_Aim of the task_.
Reproduce the listing below word for word, with no pictures.
***** Supplied entries *****
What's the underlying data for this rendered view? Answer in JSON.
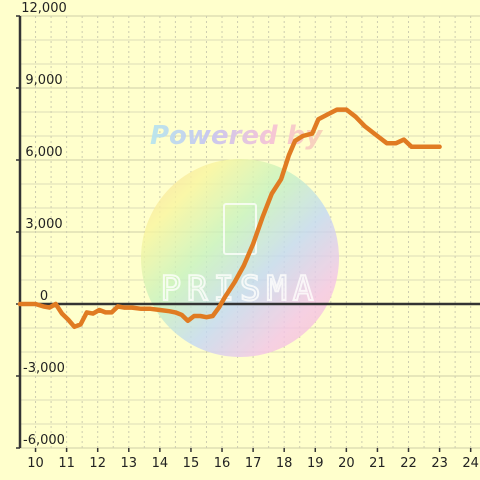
{
  "chart_data": {
    "type": "line",
    "title": "",
    "xlabel": "",
    "ylabel": "",
    "xlim": [
      9.5,
      24.3
    ],
    "ylim": [
      -6000,
      12000
    ],
    "x_ticks": [
      10,
      11,
      12,
      13,
      14,
      15,
      16,
      17,
      18,
      19,
      20,
      21,
      22,
      23,
      24
    ],
    "y_ticks": [
      -6000,
      -3000,
      0,
      3000,
      6000,
      9000,
      12000
    ],
    "x_tick_labels": [
      "10",
      "11",
      "12",
      "13",
      "14",
      "15",
      "16",
      "17",
      "18",
      "19",
      "20",
      "21",
      "22",
      "23",
      "24"
    ],
    "y_tick_labels": [
      "-6,000",
      "-3,000",
      "0",
      "3,000",
      "6,000",
      "9,000",
      "12,000"
    ],
    "grid": true,
    "series": [
      {
        "color": "#e07b22",
        "points": [
          [
            9.5,
            0
          ],
          [
            10.0,
            0
          ],
          [
            10.25,
            -100
          ],
          [
            10.45,
            -150
          ],
          [
            10.65,
            0
          ],
          [
            10.85,
            -400
          ],
          [
            11.05,
            -650
          ],
          [
            11.25,
            -950
          ],
          [
            11.45,
            -850
          ],
          [
            11.65,
            -350
          ],
          [
            11.85,
            -400
          ],
          [
            12.05,
            -250
          ],
          [
            12.25,
            -350
          ],
          [
            12.45,
            -350
          ],
          [
            12.65,
            -100
          ],
          [
            12.85,
            -150
          ],
          [
            13.1,
            -150
          ],
          [
            13.4,
            -200
          ],
          [
            13.7,
            -200
          ],
          [
            14.0,
            -250
          ],
          [
            14.3,
            -300
          ],
          [
            14.5,
            -350
          ],
          [
            14.7,
            -450
          ],
          [
            14.9,
            -700
          ],
          [
            15.1,
            -500
          ],
          [
            15.3,
            -500
          ],
          [
            15.5,
            -550
          ],
          [
            15.7,
            -500
          ],
          [
            15.9,
            -150
          ],
          [
            16.1,
            300
          ],
          [
            16.4,
            900
          ],
          [
            16.7,
            1600
          ],
          [
            17.0,
            2500
          ],
          [
            17.3,
            3600
          ],
          [
            17.6,
            4600
          ],
          [
            17.9,
            5200
          ],
          [
            18.15,
            6200
          ],
          [
            18.35,
            6800
          ],
          [
            18.6,
            7000
          ],
          [
            18.9,
            7100
          ],
          [
            19.1,
            7700
          ],
          [
            19.4,
            7900
          ],
          [
            19.7,
            8100
          ],
          [
            20.0,
            8100
          ],
          [
            20.3,
            7800
          ],
          [
            20.6,
            7400
          ],
          [
            20.9,
            7100
          ],
          [
            21.1,
            6900
          ],
          [
            21.3,
            6700
          ],
          [
            21.6,
            6700
          ],
          [
            21.85,
            6850
          ],
          [
            22.1,
            6550
          ],
          [
            22.5,
            6550
          ],
          [
            22.9,
            6550
          ],
          [
            23.0,
            6550
          ]
        ]
      }
    ]
  },
  "watermark": {
    "text": "Powered by",
    "logo": "PRISMA"
  }
}
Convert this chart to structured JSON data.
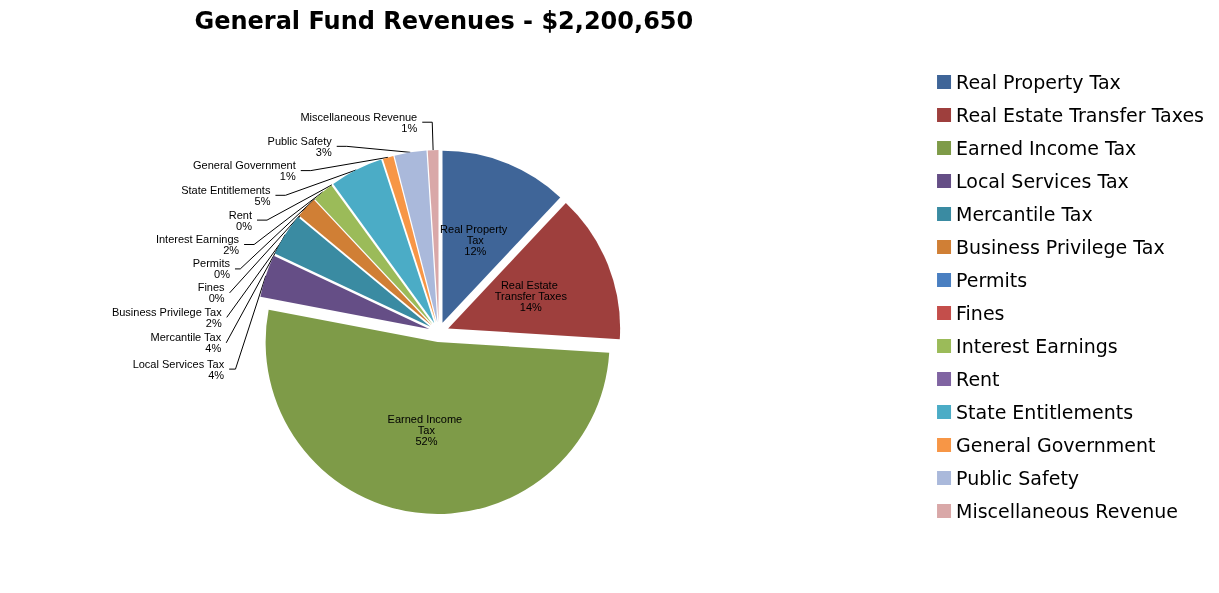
{
  "chart_data": {
    "type": "pie",
    "title": "General Fund Revenues - $2,200,650",
    "categories": [
      "Real Property Tax",
      "Real Estate Transfer Taxes",
      "Earned Income Tax",
      "Local Services Tax",
      "Mercantile Tax",
      "Business Privilege Tax",
      "Permits",
      "Fines",
      "Interest Earnings",
      "Rent",
      "State Entitlements",
      "General Government",
      "Public Safety",
      "Miscellaneous Revenue"
    ],
    "values": [
      12,
      14,
      52,
      4,
      4,
      2,
      0,
      0,
      2,
      0,
      5,
      1,
      3,
      1
    ],
    "value_labels": [
      "12%",
      "14%",
      "52%",
      "4%",
      "4%",
      "2%",
      "0%",
      "0%",
      "2%",
      "0%",
      "5%",
      "1%",
      "3%",
      "1%"
    ],
    "colors": [
      "#3f6598",
      "#9e3f3d",
      "#7e9b48",
      "#654e86",
      "#3a8ba2",
      "#d07f35",
      "#4a7fc1",
      "#c44e4b",
      "#9bbb59",
      "#8064a2",
      "#4bacc6",
      "#f79646",
      "#aab9db",
      "#d9a8a8"
    ],
    "legend": "right"
  }
}
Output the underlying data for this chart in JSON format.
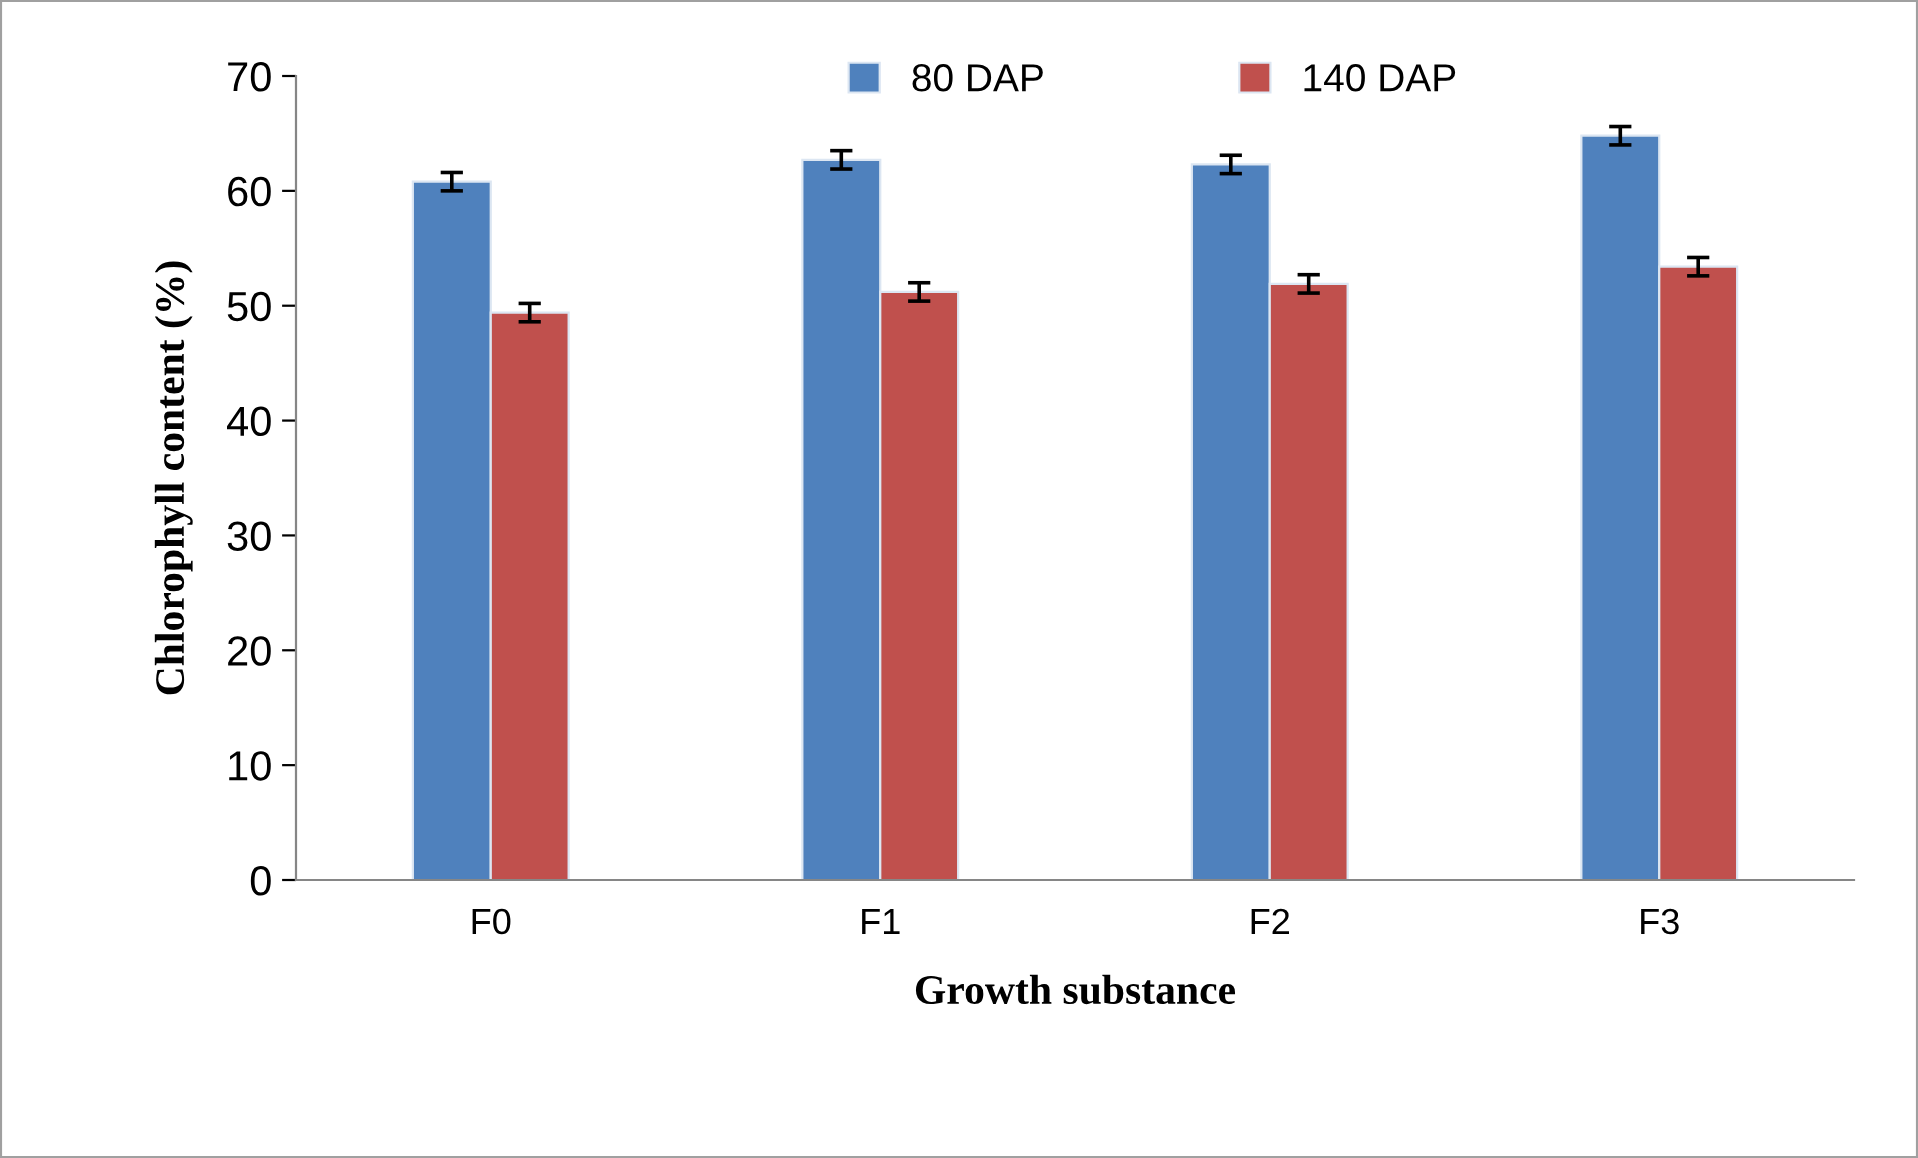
{
  "chart_data": {
    "type": "bar",
    "xlabel": "Growth substance",
    "ylabel": "Chlorophyll content (%)",
    "categories": [
      "F0",
      "F1",
      "F2",
      "F3"
    ],
    "series": [
      {
        "name": "80 DAP",
        "color": "#4f81bd",
        "values": [
          60.8,
          62.7,
          62.3,
          64.8
        ],
        "errors": [
          0.8,
          0.8,
          0.8,
          0.8
        ]
      },
      {
        "name": "140 DAP",
        "color": "#c0504d",
        "values": [
          49.4,
          51.2,
          51.9,
          53.4
        ],
        "errors": [
          0.8,
          0.8,
          0.8,
          0.8
        ]
      }
    ],
    "ylim": [
      0,
      70
    ],
    "yticks": [
      0,
      10,
      20,
      30,
      40,
      50,
      60,
      70
    ],
    "grid": false,
    "legend": "top"
  }
}
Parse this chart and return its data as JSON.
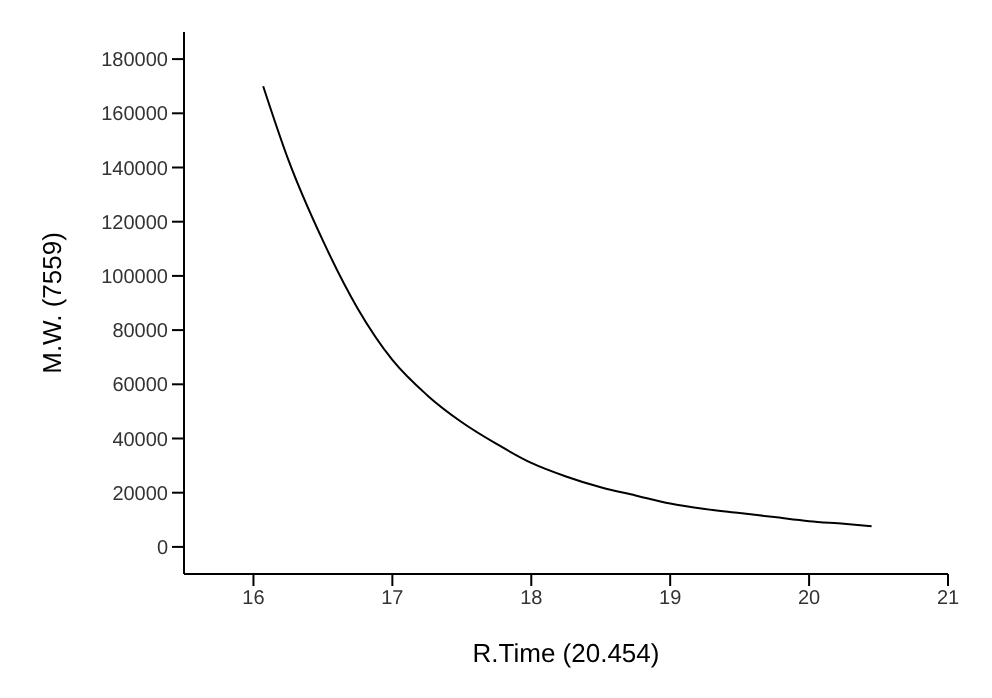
{
  "chart_data": {
    "type": "line",
    "xlabel": "R.Time (20.454)",
    "ylabel": "M.W. (7559)",
    "x": [
      16.07,
      16.25,
      16.5,
      16.75,
      17,
      17.25,
      17.5,
      17.75,
      18,
      18.25,
      18.5,
      18.75,
      19,
      19.25,
      19.5,
      19.75,
      20,
      20.25,
      20.45
    ],
    "series": [
      {
        "color": "#000000",
        "values": [
          170000,
          143000,
          113000,
          88000,
          69000,
          56000,
          46000,
          38000,
          31000,
          26000,
          22000,
          19000,
          16000,
          14000,
          12500,
          11000,
          9500,
          8500,
          7600
        ]
      }
    ],
    "xlim": [
      15.5,
      21
    ],
    "xticks": [
      16,
      17,
      18,
      19,
      20,
      21
    ],
    "ylim": [
      -10000,
      190000
    ],
    "yticks": [
      0,
      20000,
      40000,
      60000,
      80000,
      100000,
      120000,
      140000,
      160000,
      180000
    ],
    "grid": false,
    "legend": false,
    "marker": "none",
    "line_style": "solid"
  }
}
*****
_Answer in full_.
What's the underlying data for this rendered view? Answer in JSON.
{
  "chart_data": {
    "type": "line",
    "title": "",
    "xlabel": "",
    "ylabel": "",
    "xlim": [
      9.5,
      24.3
    ],
    "ylim": [
      -6000,
      12000
    ],
    "x_ticks": [
      10,
      11,
      12,
      13,
      14,
      15,
      16,
      17,
      18,
      19,
      20,
      21,
      22,
      23,
      24
    ],
    "y_ticks": [
      -6000,
      -3000,
      0,
      3000,
      6000,
      9000,
      12000
    ],
    "x_tick_labels": [
      "10",
      "11",
      "12",
      "13",
      "14",
      "15",
      "16",
      "17",
      "18",
      "19",
      "20",
      "21",
      "22",
      "23",
      "24"
    ],
    "y_tick_labels": [
      "-6,000",
      "-3,000",
      "0",
      "3,000",
      "6,000",
      "9,000",
      "12,000"
    ],
    "grid": true,
    "series": [
      {
        "color": "#e07b22",
        "points": [
          [
            9.5,
            0
          ],
          [
            10.0,
            0
          ],
          [
            10.25,
            -100
          ],
          [
            10.45,
            -150
          ],
          [
            10.65,
            0
          ],
          [
            10.85,
            -400
          ],
          [
            11.05,
            -650
          ],
          [
            11.25,
            -950
          ],
          [
            11.45,
            -850
          ],
          [
            11.65,
            -350
          ],
          [
            11.85,
            -400
          ],
          [
            12.05,
            -250
          ],
          [
            12.25,
            -350
          ],
          [
            12.45,
            -350
          ],
          [
            12.65,
            -100
          ],
          [
            12.85,
            -150
          ],
          [
            13.1,
            -150
          ],
          [
            13.4,
            -200
          ],
          [
            13.7,
            -200
          ],
          [
            14.0,
            -250
          ],
          [
            14.3,
            -300
          ],
          [
            14.5,
            -350
          ],
          [
            14.7,
            -450
          ],
          [
            14.9,
            -700
          ],
          [
            15.1,
            -500
          ],
          [
            15.3,
            -500
          ],
          [
            15.5,
            -550
          ],
          [
            15.7,
            -500
          ],
          [
            15.9,
            -150
          ],
          [
            16.1,
            300
          ],
          [
            16.4,
            900
          ],
          [
            16.7,
            1600
          ],
          [
            17.0,
            2500
          ],
          [
            17.3,
            3600
          ],
          [
            17.6,
            4600
          ],
          [
            17.9,
            5200
          ],
          [
            18.15,
            6200
          ],
          [
            18.35,
            6800
          ],
          [
            18.6,
            7000
          ],
          [
            18.9,
            7100
          ],
          [
            19.1,
            7700
          ],
          [
            19.4,
            7900
          ],
          [
            19.7,
            8100
          ],
          [
            20.0,
            8100
          ],
          [
            20.3,
            7800
          ],
          [
            20.6,
            7400
          ],
          [
            20.9,
            7100
          ],
          [
            21.1,
            6900
          ],
          [
            21.3,
            6700
          ],
          [
            21.6,
            6700
          ],
          [
            21.85,
            6850
          ],
          [
            22.1,
            6550
          ],
          [
            22.5,
            6550
          ],
          [
            22.9,
            6550
          ],
          [
            23.0,
            6550
          ]
        ]
      }
    ]
  },
  "watermark": {
    "text": "Powered by",
    "logo": "PRISMA"
  }
}
Convert this chart to structured JSON data.
{
  "chart_data": {
    "type": "pie",
    "title": "General Fund Revenues - $2,200,650",
    "categories": [
      "Real Property Tax",
      "Real Estate Transfer Taxes",
      "Earned Income Tax",
      "Local Services Tax",
      "Mercantile Tax",
      "Business Privilege Tax",
      "Permits",
      "Fines",
      "Interest Earnings",
      "Rent",
      "State Entitlements",
      "General Government",
      "Public Safety",
      "Miscellaneous Revenue"
    ],
    "values": [
      12,
      14,
      52,
      4,
      4,
      2,
      0,
      0,
      2,
      0,
      5,
      1,
      3,
      1
    ],
    "value_labels": [
      "12%",
      "14%",
      "52%",
      "4%",
      "4%",
      "2%",
      "0%",
      "0%",
      "2%",
      "0%",
      "5%",
      "1%",
      "3%",
      "1%"
    ],
    "colors": [
      "#3f6598",
      "#9e3f3d",
      "#7e9b48",
      "#654e86",
      "#3a8ba2",
      "#d07f35",
      "#4a7fc1",
      "#c44e4b",
      "#9bbb59",
      "#8064a2",
      "#4bacc6",
      "#f79646",
      "#aab9db",
      "#d9a8a8"
    ],
    "legend": "right"
  }
}
Output the underlying data for this chart in JSON format.
{
  "chart_data": {
    "type": "bar",
    "xlabel": "Growth substance",
    "ylabel": "Chlorophyll content (%)",
    "categories": [
      "F0",
      "F1",
      "F2",
      "F3"
    ],
    "series": [
      {
        "name": "80 DAP",
        "color": "#4f81bd",
        "values": [
          60.8,
          62.7,
          62.3,
          64.8
        ],
        "errors": [
          0.8,
          0.8,
          0.8,
          0.8
        ]
      },
      {
        "name": "140 DAP",
        "color": "#c0504d",
        "values": [
          49.4,
          51.2,
          51.9,
          53.4
        ],
        "errors": [
          0.8,
          0.8,
          0.8,
          0.8
        ]
      }
    ],
    "ylim": [
      0,
      70
    ],
    "yticks": [
      0,
      10,
      20,
      30,
      40,
      50,
      60,
      70
    ],
    "grid": false,
    "legend": "top"
  }
}
Parse this chart and return its data as JSON.
{
  "chart_data": {
    "type": "line",
    "xlabel": "R.Time (20.454)",
    "ylabel": "M.W. (7559)",
    "x": [
      16.07,
      16.25,
      16.5,
      16.75,
      17,
      17.25,
      17.5,
      17.75,
      18,
      18.25,
      18.5,
      18.75,
      19,
      19.25,
      19.5,
      19.75,
      20,
      20.25,
      20.45
    ],
    "series": [
      {
        "color": "#000000",
        "values": [
          170000,
          143000,
          113000,
          88000,
          69000,
          56000,
          46000,
          38000,
          31000,
          26000,
          22000,
          19000,
          16000,
          14000,
          12500,
          11000,
          9500,
          8500,
          7600
        ]
      }
    ],
    "xlim": [
      15.5,
      21
    ],
    "xticks": [
      16,
      17,
      18,
      19,
      20,
      21
    ],
    "ylim": [
      -10000,
      190000
    ],
    "yticks": [
      0,
      20000,
      40000,
      60000,
      80000,
      100000,
      120000,
      140000,
      160000,
      180000
    ],
    "grid": false,
    "legend": false,
    "marker": "none",
    "line_style": "solid"
  }
}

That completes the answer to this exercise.